__PROBLEM__
Copy all of the material below exactly.

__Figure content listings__

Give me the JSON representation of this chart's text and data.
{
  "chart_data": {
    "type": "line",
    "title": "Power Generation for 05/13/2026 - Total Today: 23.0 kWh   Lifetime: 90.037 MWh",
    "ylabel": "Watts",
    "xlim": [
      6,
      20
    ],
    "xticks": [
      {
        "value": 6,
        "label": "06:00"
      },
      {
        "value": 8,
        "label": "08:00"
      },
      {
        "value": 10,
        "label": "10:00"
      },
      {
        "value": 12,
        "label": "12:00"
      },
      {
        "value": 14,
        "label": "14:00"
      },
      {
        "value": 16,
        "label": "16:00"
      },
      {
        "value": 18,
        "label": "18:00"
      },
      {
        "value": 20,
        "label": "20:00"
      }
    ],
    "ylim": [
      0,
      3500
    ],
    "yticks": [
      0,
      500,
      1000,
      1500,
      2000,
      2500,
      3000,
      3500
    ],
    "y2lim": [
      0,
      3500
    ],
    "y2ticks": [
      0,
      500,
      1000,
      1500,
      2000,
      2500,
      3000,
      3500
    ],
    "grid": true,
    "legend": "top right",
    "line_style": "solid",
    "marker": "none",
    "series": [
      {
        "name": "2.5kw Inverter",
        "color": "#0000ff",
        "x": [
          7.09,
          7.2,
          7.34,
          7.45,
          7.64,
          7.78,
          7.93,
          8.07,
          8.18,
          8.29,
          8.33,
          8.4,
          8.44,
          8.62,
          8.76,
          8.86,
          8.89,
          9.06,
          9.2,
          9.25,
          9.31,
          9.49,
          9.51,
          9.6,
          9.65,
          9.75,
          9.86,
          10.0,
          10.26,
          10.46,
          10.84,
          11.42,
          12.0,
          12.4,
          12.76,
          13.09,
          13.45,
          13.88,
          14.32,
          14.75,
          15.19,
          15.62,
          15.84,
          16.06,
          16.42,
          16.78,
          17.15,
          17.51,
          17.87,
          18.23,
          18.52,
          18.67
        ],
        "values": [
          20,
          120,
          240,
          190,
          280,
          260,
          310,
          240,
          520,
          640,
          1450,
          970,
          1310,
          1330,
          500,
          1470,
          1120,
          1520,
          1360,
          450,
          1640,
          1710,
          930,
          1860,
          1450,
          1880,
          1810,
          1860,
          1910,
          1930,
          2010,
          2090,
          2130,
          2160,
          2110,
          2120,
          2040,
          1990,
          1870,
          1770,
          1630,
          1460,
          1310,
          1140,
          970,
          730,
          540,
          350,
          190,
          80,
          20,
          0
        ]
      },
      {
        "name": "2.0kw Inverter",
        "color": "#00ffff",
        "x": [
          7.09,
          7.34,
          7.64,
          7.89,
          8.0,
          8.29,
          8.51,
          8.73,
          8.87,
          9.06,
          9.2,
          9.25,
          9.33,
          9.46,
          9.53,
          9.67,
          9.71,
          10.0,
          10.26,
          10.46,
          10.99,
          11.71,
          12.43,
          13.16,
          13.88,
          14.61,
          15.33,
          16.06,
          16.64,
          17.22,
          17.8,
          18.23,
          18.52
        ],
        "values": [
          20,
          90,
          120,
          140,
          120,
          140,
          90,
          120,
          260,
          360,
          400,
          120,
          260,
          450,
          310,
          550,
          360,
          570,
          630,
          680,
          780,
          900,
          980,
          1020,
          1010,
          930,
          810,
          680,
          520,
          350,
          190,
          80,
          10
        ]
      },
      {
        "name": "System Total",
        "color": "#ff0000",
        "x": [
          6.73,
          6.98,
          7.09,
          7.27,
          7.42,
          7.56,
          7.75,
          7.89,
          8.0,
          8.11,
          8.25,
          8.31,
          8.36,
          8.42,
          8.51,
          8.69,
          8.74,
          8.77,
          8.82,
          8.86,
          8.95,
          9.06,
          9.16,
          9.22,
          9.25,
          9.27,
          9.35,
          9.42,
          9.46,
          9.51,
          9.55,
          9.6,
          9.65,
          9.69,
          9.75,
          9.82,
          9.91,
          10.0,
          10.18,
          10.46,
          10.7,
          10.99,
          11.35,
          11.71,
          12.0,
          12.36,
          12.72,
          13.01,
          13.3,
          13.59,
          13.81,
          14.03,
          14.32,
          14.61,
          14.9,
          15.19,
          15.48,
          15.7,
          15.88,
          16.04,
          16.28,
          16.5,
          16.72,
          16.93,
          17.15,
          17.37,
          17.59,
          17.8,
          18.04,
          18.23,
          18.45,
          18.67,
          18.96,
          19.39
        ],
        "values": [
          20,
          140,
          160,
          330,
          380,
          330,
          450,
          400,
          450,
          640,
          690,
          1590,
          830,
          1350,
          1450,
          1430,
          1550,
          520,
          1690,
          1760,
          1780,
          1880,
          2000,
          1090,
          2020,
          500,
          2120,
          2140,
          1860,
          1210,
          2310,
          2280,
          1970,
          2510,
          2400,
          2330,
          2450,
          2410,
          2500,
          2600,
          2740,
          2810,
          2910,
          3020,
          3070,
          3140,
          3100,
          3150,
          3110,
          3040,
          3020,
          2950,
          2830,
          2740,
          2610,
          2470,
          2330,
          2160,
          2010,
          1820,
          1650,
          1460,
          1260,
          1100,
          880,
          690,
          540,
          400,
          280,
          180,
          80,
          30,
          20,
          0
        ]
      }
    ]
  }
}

__TASK SOLUTION__
Give me the JSON representation of this chart's text and data.
{
  "chart_data": {
    "type": "line",
    "title": "Power Generation for 05/13/2026 - Total Today: 23.0 kWh   Lifetime: 90.037 MWh",
    "ylabel": "Watts",
    "xlim": [
      6,
      20
    ],
    "xticks": [
      {
        "value": 6,
        "label": "06:00"
      },
      {
        "value": 8,
        "label": "08:00"
      },
      {
        "value": 10,
        "label": "10:00"
      },
      {
        "value": 12,
        "label": "12:00"
      },
      {
        "value": 14,
        "label": "14:00"
      },
      {
        "value": 16,
        "label": "16:00"
      },
      {
        "value": 18,
        "label": "18:00"
      },
      {
        "value": 20,
        "label": "20:00"
      }
    ],
    "ylim": [
      0,
      3500
    ],
    "yticks": [
      0,
      500,
      1000,
      1500,
      2000,
      2500,
      3000,
      3500
    ],
    "y2lim": [
      0,
      3500
    ],
    "y2ticks": [
      0,
      500,
      1000,
      1500,
      2000,
      2500,
      3000,
      3500
    ],
    "grid": true,
    "legend": "top right",
    "line_style": "solid",
    "marker": "none",
    "series": [
      {
        "name": "2.5kw Inverter",
        "color": "#0000ff",
        "x": [
          7.09,
          7.2,
          7.34,
          7.45,
          7.64,
          7.78,
          7.93,
          8.07,
          8.18,
          8.29,
          8.33,
          8.4,
          8.44,
          8.62,
          8.76,
          8.86,
          8.89,
          9.06,
          9.2,
          9.25,
          9.31,
          9.49,
          9.51,
          9.6,
          9.65,
          9.75,
          9.86,
          10.0,
          10.26,
          10.46,
          10.84,
          11.42,
          12.0,
          12.4,
          12.76,
          13.09,
          13.45,
          13.88,
          14.32,
          14.75,
          15.19,
          15.62,
          15.84,
          16.06,
          16.42,
          16.78,
          17.15,
          17.51,
          17.87,
          18.23,
          18.52,
          18.67
        ],
        "values": [
          20,
          120,
          240,
          190,
          280,
          260,
          310,
          240,
          520,
          640,
          1450,
          970,
          1310,
          1330,
          500,
          1470,
          1120,
          1520,
          1360,
          450,
          1640,
          1710,
          930,
          1860,
          1450,
          1880,
          1810,
          1860,
          1910,
          1930,
          2010,
          2090,
          2130,
          2160,
          2110,
          2120,
          2040,
          1990,
          1870,
          1770,
          1630,
          1460,
          1310,
          1140,
          970,
          730,
          540,
          350,
          190,
          80,
          20,
          0
        ]
      },
      {
        "name": "2.0kw Inverter",
        "color": "#00ffff",
        "x": [
          7.09,
          7.34,
          7.64,
          7.89,
          8.0,
          8.29,
          8.51,
          8.73,
          8.87,
          9.06,
          9.2,
          9.25,
          9.33,
          9.46,
          9.53,
          9.67,
          9.71,
          10.0,
          10.26,
          10.46,
          10.99,
          11.71,
          12.43,
          13.16,
          13.88,
          14.61,
          15.33,
          16.06,
          16.64,
          17.22,
          17.8,
          18.23,
          18.52
        ],
        "values": [
          20,
          90,
          120,
          140,
          120,
          140,
          90,
          120,
          260,
          360,
          400,
          120,
          260,
          450,
          310,
          550,
          360,
          570,
          630,
          680,
          780,
          900,
          980,
          1020,
          1010,
          930,
          810,
          680,
          520,
          350,
          190,
          80,
          10
        ]
      },
      {
        "name": "System Total",
        "color": "#ff0000",
        "x": [
          6.73,
          6.98,
          7.09,
          7.27,
          7.42,
          7.56,
          7.75,
          7.89,
          8.0,
          8.11,
          8.25,
          8.31,
          8.36,
          8.42,
          8.51,
          8.69,
          8.74,
          8.77,
          8.82,
          8.86,
          8.95,
          9.06,
          9.16,
          9.22,
          9.25,
          9.27,
          9.35,
          9.42,
          9.46,
          9.51,
          9.55,
          9.6,
          9.65,
          9.69,
          9.75,
          9.82,
          9.91,
          10.0,
          10.18,
          10.46,
          10.7,
          10.99,
          11.35,
          11.71,
          12.0,
          12.36,
          12.72,
          13.01,
          13.3,
          13.59,
          13.81,
          14.03,
          14.32,
          14.61,
          14.9,
          15.19,
          15.48,
          15.7,
          15.88,
          16.04,
          16.28,
          16.5,
          16.72,
          16.93,
          17.15,
          17.37,
          17.59,
          17.8,
          18.04,
          18.23,
          18.45,
          18.67,
          18.96,
          19.39
        ],
        "values": [
          20,
          140,
          160,
          330,
          380,
          330,
          450,
          400,
          450,
          640,
          690,
          1590,
          830,
          1350,
          1450,
          1430,
          1550,
          520,
          1690,
          1760,
          1780,
          1880,
          2000,
          1090,
          2020,
          500,
          2120,
          2140,
          1860,
          1210,
          2310,
          2280,
          1970,
          2510,
          2400,
          2330,
          2450,
          2410,
          2500,
          2600,
          2740,
          2810,
          2910,
          3020,
          3070,
          3140,
          3100,
          3150,
          3110,
          3040,
          3020,
          2950,
          2830,
          2740,
          2610,
          2470,
          2330,
          2160,
          2010,
          1820,
          1650,
          1460,
          1260,
          1100,
          880,
          690,
          540,
          400,
          280,
          180,
          80,
          30,
          20,
          0
        ]
      }
    ]
  }
}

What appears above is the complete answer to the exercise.